• **INFORMATION PROVIDED**

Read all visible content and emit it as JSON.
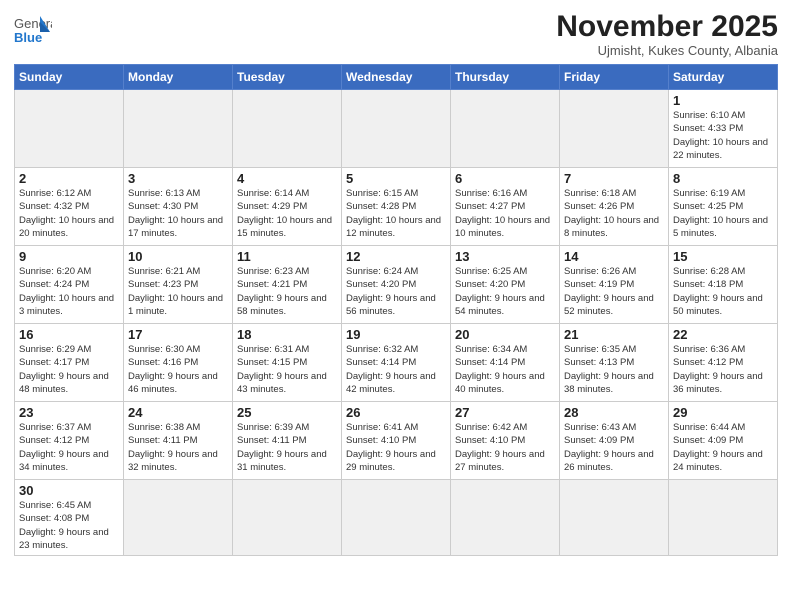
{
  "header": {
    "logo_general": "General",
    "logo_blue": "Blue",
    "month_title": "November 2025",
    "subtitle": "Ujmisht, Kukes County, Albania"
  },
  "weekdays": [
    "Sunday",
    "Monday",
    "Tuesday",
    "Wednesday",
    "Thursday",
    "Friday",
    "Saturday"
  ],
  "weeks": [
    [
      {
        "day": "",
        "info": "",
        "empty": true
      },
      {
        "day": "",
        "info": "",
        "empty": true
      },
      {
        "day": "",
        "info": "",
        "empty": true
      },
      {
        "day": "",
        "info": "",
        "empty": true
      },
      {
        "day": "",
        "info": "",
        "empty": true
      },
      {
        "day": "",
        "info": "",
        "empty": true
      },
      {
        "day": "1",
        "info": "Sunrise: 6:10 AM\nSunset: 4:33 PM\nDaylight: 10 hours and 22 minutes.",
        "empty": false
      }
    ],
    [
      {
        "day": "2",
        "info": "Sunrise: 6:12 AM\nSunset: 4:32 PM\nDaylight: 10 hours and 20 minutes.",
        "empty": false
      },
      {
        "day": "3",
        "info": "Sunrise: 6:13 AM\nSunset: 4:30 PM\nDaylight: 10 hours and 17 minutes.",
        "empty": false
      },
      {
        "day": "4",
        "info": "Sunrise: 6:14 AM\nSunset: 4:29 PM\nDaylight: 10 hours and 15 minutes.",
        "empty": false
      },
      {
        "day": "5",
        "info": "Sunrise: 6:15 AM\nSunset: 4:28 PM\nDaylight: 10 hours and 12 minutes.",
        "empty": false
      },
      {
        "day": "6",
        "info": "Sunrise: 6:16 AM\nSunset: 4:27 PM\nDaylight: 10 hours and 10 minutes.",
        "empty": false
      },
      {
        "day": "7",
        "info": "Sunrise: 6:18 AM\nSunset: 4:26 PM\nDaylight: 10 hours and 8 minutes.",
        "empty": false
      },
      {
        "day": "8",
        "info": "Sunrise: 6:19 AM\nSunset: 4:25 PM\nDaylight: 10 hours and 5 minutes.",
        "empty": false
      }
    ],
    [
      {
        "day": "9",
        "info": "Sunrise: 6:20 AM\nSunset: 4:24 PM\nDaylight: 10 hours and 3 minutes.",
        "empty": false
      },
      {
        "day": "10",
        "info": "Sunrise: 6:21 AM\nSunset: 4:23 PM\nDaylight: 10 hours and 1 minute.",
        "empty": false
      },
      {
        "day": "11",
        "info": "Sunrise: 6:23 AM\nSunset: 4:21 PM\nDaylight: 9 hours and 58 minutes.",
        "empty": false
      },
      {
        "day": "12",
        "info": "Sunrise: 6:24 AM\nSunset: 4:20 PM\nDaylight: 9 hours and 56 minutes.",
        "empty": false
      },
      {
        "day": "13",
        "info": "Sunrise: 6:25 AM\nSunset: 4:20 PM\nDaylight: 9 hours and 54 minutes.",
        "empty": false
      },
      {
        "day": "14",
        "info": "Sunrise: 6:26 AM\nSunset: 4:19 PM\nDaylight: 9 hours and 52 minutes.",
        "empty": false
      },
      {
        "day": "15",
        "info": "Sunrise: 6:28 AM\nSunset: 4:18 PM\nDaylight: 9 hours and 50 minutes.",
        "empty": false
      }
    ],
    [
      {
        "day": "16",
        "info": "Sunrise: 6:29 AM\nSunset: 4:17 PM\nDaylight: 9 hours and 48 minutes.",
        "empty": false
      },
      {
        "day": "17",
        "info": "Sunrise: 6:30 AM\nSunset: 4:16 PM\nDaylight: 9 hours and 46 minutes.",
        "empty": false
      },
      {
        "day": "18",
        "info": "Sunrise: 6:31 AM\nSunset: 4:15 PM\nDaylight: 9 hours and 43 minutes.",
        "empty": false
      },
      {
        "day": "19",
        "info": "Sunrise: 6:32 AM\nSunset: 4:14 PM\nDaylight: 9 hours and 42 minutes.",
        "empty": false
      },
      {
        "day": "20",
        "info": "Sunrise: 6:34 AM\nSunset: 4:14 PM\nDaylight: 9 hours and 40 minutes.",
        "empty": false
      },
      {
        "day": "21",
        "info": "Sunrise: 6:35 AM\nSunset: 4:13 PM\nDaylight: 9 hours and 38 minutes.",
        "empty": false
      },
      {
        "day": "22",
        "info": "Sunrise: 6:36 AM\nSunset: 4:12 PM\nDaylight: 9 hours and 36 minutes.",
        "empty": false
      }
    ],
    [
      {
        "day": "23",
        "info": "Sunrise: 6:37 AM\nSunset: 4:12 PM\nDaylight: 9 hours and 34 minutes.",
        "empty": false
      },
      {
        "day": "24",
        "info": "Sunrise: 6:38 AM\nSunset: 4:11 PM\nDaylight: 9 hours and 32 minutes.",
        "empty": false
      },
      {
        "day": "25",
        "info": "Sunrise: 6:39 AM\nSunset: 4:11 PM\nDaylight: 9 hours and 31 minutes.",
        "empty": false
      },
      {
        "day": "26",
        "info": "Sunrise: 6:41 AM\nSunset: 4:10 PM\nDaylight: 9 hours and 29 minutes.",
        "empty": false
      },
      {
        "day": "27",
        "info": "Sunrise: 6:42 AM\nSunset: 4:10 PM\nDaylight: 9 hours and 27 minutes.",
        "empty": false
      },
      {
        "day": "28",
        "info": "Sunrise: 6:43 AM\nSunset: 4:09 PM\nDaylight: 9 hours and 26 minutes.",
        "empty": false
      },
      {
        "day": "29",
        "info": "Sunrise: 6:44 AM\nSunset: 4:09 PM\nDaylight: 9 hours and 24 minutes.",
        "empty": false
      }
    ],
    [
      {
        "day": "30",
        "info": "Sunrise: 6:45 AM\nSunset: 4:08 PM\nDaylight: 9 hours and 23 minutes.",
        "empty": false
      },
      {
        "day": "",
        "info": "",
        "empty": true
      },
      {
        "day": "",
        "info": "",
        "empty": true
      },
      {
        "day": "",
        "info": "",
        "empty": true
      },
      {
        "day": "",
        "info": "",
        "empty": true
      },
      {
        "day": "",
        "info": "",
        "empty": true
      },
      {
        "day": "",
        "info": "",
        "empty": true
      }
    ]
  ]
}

...

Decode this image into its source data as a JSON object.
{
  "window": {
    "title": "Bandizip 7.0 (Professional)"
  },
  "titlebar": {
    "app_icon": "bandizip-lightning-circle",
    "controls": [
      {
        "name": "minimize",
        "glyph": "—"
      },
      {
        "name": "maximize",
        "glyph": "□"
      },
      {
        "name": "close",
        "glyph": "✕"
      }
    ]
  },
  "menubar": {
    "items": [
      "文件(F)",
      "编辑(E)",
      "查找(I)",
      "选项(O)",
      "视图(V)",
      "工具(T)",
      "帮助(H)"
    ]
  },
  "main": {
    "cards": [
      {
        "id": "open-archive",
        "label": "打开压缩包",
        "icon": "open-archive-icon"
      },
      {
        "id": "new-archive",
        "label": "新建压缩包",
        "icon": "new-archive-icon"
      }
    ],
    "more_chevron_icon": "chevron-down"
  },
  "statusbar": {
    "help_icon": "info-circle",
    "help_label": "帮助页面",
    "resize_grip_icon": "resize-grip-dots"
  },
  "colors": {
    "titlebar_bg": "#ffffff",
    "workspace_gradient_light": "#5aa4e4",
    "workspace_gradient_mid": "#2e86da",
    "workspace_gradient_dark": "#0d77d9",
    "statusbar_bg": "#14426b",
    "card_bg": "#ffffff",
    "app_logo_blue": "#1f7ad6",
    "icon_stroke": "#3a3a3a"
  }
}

* * *

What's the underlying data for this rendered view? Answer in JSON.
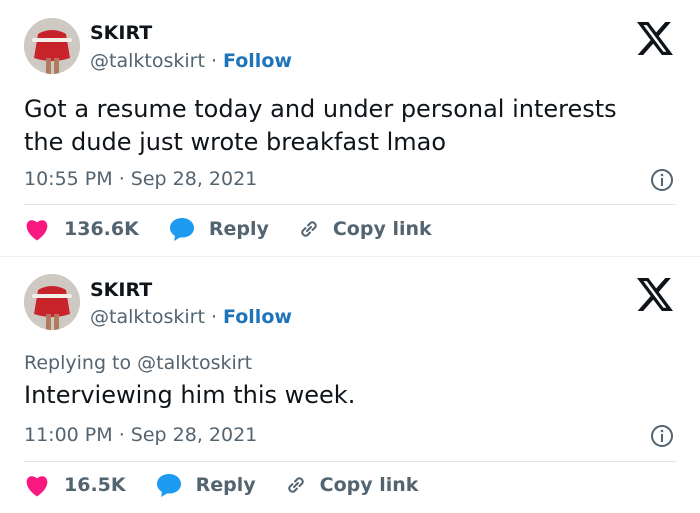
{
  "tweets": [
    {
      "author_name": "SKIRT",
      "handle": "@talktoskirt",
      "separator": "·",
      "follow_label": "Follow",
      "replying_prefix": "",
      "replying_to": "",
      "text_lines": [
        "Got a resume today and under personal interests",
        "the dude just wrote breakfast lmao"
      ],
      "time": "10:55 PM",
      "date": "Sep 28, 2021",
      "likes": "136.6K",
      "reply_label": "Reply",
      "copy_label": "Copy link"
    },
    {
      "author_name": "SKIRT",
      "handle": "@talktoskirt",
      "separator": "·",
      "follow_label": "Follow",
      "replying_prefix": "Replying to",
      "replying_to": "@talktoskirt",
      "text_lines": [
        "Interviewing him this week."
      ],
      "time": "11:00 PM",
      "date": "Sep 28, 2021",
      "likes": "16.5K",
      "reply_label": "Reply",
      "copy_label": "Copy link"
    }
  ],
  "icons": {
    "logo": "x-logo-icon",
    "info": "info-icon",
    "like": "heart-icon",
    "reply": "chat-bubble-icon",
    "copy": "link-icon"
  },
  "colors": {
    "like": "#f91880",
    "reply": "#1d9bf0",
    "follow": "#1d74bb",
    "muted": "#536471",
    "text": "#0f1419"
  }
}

• **WORK REQUIRED**
Filter the entries above down to the lines containing the word "data".

• **ANSWER BELOW**
Decode this image into its source data as a JSON object.
What's the underlying data for this rendered view? Answer in JSON.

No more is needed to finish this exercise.